[Source data]
:::::
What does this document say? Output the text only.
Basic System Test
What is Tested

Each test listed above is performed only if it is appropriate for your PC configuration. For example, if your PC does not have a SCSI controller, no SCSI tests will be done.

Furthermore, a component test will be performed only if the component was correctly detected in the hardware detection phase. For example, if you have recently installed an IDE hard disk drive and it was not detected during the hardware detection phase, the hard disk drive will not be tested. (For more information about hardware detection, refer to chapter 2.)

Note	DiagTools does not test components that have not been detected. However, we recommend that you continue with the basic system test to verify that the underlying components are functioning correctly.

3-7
:::::
What the task requires: Write the entire listing out again, word for word.

Exercise response:
What does this document say? Output the text only.
Basic System Test
What is Tested

Each test listed above is performed only if it is appropriate for your PC configuration. For example, if your PC does not have a SCSI controller, no SCSI tests will be done.

Furthermore, a component test will be performed only if the component was correctly detected in the hardware detection phase. For example, if you have recently installed an IDE hard disk drive and it was not detected during the hardware detection phase, the hard disk drive will not be tested. (For more information about hardware detection, refer to chapter 2.)

Note	DiagTools does not test components that have not been detected. However, we recommend that you continue with the basic system test to verify that the underlying components are functioning correctly.

3-7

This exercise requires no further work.